Task material ::
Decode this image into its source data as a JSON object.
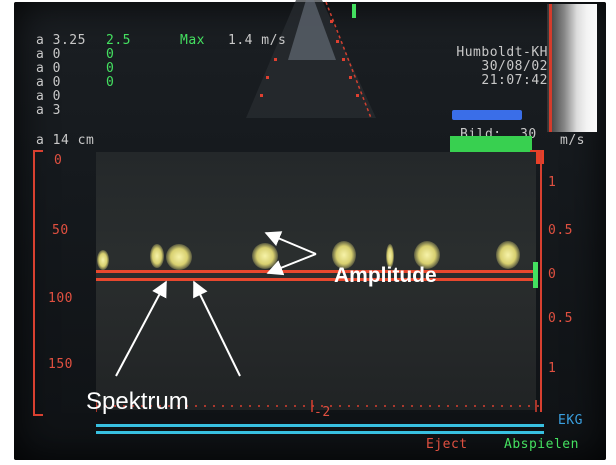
{
  "top_left": {
    "lines_gray": [
      "a 3.25",
      "a 0",
      "a 0",
      "a 0",
      "a 0",
      "a 3"
    ],
    "green_small": [
      "2.5",
      "0",
      "0",
      "0"
    ],
    "max_label": "Max",
    "max_value": "1.4 m/s"
  },
  "depth": "a 14 cm",
  "top_right": {
    "line1": "Humboldt-KH",
    "line2": "30/08/02",
    "line3": "21:07:42",
    "bild_label": "Bild:",
    "bild_value": "30",
    "unit": "m/s"
  },
  "left_scale": [
    "0",
    "50",
    "100",
    "150"
  ],
  "right_scale": [
    "1",
    "0.5",
    "0",
    "0.5",
    "1"
  ],
  "bottom_scale_label": "-2",
  "footer": {
    "eject": "Eject",
    "abspielen": "Abspielen",
    "ekg": "EKG"
  },
  "annotations": {
    "amplitude": "Amplitude",
    "spektrum": "Spektrum"
  },
  "colors": {
    "baseline": "#e8482e",
    "scale": "#d84030",
    "footer_line": "#38c0e0",
    "text_green": "#44e060"
  }
}
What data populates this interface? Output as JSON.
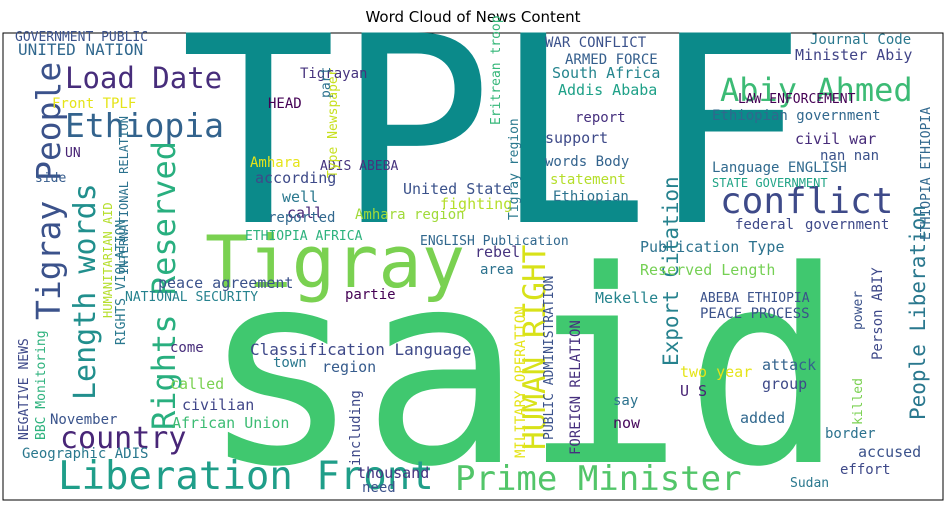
{
  "chart_data": {
    "type": "wordcloud",
    "title": "Word Cloud of News Content",
    "words": [
      {
        "text": "TPLF",
        "color": "#0b8a8a"
      },
      {
        "text": "said",
        "color": "#40c86f"
      },
      {
        "text": "Tigray",
        "color": "#7ad151"
      },
      {
        "text": "Prime Minister",
        "color": "#52c569"
      },
      {
        "text": "Liberation Front",
        "color": "#1f9e89"
      },
      {
        "text": "Abiy Ahmed",
        "color": "#3cbb75"
      },
      {
        "text": "conflict",
        "color": "#3e4a89"
      },
      {
        "text": "Load Date",
        "color": "#472d7b"
      },
      {
        "text": "Ethiopia",
        "color": "#33638d"
      },
      {
        "text": "country",
        "color": "#482677"
      },
      {
        "text": "People Liberation",
        "color": "#2a788e"
      },
      {
        "text": "Export Citation",
        "color": "#26828e"
      },
      {
        "text": "HUMAN RIGHT",
        "color": "#d8e219"
      },
      {
        "text": "Rights Reserved",
        "color": "#29af7f"
      },
      {
        "text": "Length words",
        "color": "#218f8d"
      },
      {
        "text": "Tigray People",
        "color": "#3b528b"
      },
      {
        "text": "Classification Language",
        "color": "#3e4989"
      },
      {
        "text": "Reserved Length",
        "color": "#75d054"
      },
      {
        "text": "Publication Type",
        "color": "#2c728e"
      },
      {
        "text": "ENGLISH Publication",
        "color": "#31688e"
      },
      {
        "text": "Language ENGLISH",
        "color": "#306a8e"
      },
      {
        "text": "Ethiopian government",
        "color": "#31688e"
      },
      {
        "text": "civil war",
        "color": "#472c7a"
      },
      {
        "text": "nan nan",
        "color": "#3b528b"
      },
      {
        "text": "federal",
        "color": "#3e4989"
      },
      {
        "text": "government",
        "color": "#3e4989"
      },
      {
        "text": "STATE GOVERNMENT",
        "color": "#20a486"
      },
      {
        "text": "LAW ENFORCEMENT",
        "color": "#440154"
      },
      {
        "text": "Minister Abiy",
        "color": "#414487"
      },
      {
        "text": "Journal Code",
        "color": "#2a788e"
      },
      {
        "text": "WAR CONFLICT",
        "color": "#3b528b"
      },
      {
        "text": "ARMED FORCE",
        "color": "#355f8d"
      },
      {
        "text": "South Africa",
        "color": "#25858e"
      },
      {
        "text": "Addis Ababa",
        "color": "#1fa188"
      },
      {
        "text": "report",
        "color": "#46307e"
      },
      {
        "text": "support",
        "color": "#3e4a89"
      },
      {
        "text": "words Body",
        "color": "#33638d"
      },
      {
        "text": "statement",
        "color": "#b5de2b"
      },
      {
        "text": "Ethiopian",
        "color": "#2c728e"
      },
      {
        "text": "ADIS ABEBA",
        "color": "#46337e"
      },
      {
        "text": "United State",
        "color": "#3b528b"
      },
      {
        "text": "Amhara region",
        "color": "#a0da39"
      },
      {
        "text": "fighting",
        "color": "#b5de2b"
      },
      {
        "text": "Type Newspaper",
        "color": "#c8e020"
      },
      {
        "text": "Tigray region",
        "color": "#2a788e"
      },
      {
        "text": "Eritrean troop",
        "color": "#35b779"
      },
      {
        "text": "UNITED NATION",
        "color": "#31688e"
      },
      {
        "text": "GOVERNMENT PUBLIC",
        "color": "#3b528b"
      },
      {
        "text": "Front TPLF",
        "color": "#e5e419"
      },
      {
        "text": "HEAD",
        "color": "#440154"
      },
      {
        "text": "Tigrayan",
        "color": "#46337e"
      },
      {
        "text": "part",
        "color": "#2c728e"
      },
      {
        "text": "Amhara",
        "color": "#e5e419"
      },
      {
        "text": "according",
        "color": "#3e4a89"
      },
      {
        "text": "call",
        "color": "#482878"
      },
      {
        "text": "well",
        "color": "#2a788e"
      },
      {
        "text": "reported",
        "color": "#31688e"
      },
      {
        "text": "ETHIOPIA AFRICA",
        "color": "#2db27d"
      },
      {
        "text": "NATIONAL SECURITY",
        "color": "#26828e"
      },
      {
        "text": "partie",
        "color": "#440154"
      },
      {
        "text": "region",
        "color": "#365c8d"
      },
      {
        "text": "town",
        "color": "#2a788e"
      },
      {
        "text": "come",
        "color": "#472d7b"
      },
      {
        "text": "called",
        "color": "#7ad151"
      },
      {
        "text": "civilian",
        "color": "#404688"
      },
      {
        "text": "African Union",
        "color": "#3dbc74"
      },
      {
        "text": "November",
        "color": "#3a548c"
      },
      {
        "text": "Geographic ADIS",
        "color": "#2a788e"
      },
      {
        "text": "thousand",
        "color": "#453581"
      },
      {
        "text": "need",
        "color": "#3b528b"
      },
      {
        "text": "including",
        "color": "#3e4989"
      },
      {
        "text": "MILITARY OPERATION",
        "color": "#e5e419"
      },
      {
        "text": "PUBLIC ADMINISTRATION",
        "color": "#3b528b"
      },
      {
        "text": "FOREIGN RELATION",
        "color": "#46307e"
      },
      {
        "text": "two year",
        "color": "#e5e419"
      },
      {
        "text": "U S",
        "color": "#482475"
      },
      {
        "text": "say",
        "color": "#2c728e"
      },
      {
        "text": "now",
        "color": "#46085c"
      },
      {
        "text": "attack",
        "color": "#33638d"
      },
      {
        "text": "group",
        "color": "#3e4a89"
      },
      {
        "text": "added",
        "color": "#31688e"
      },
      {
        "text": "border",
        "color": "#2c728e"
      },
      {
        "text": "accused",
        "color": "#3b528b"
      },
      {
        "text": "effort",
        "color": "#3e4989"
      },
      {
        "text": "Sudan",
        "color": "#2a788e"
      },
      {
        "text": "ABEBA ETHIOPIA",
        "color": "#3b528b"
      },
      {
        "text": "PEACE PROCESS",
        "color": "#3b528b"
      },
      {
        "text": "Mekelle",
        "color": "#25848e"
      },
      {
        "text": "rebel",
        "color": "#46337e"
      },
      {
        "text": "area",
        "color": "#2c728e"
      },
      {
        "text": "power",
        "color": "#3b528b"
      },
      {
        "text": "Person ABIY",
        "color": "#3e4989"
      },
      {
        "text": "killed",
        "color": "#7ad151"
      },
      {
        "text": "ETHIOPIA ETHIOPIA",
        "color": "#31688e"
      },
      {
        "text": "HUMANITARIAN AID",
        "color": "#b5de2b"
      },
      {
        "text": "INTERNATIONAL RELATION",
        "color": "#2c728e"
      },
      {
        "text": "RIGHTS VIOLATION",
        "color": "#2a788e"
      },
      {
        "text": "NEGATIVE NEWS",
        "color": "#3e4989"
      },
      {
        "text": "BBC Monitoring",
        "color": "#2db27d"
      },
      {
        "text": "peace agreement",
        "color": "#3b528b"
      },
      {
        "text": "UN",
        "color": "#482475"
      },
      {
        "text": "side",
        "color": "#365c8d"
      },
      {
        "text": "time",
        "color": "#2c728e"
      }
    ]
  }
}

Your objective :: Using the records given above, list every line that includes the word "ENGLISH".

Full output ::
        "text": "ENGLISH Publication",
        "text": "Language ENGLISH",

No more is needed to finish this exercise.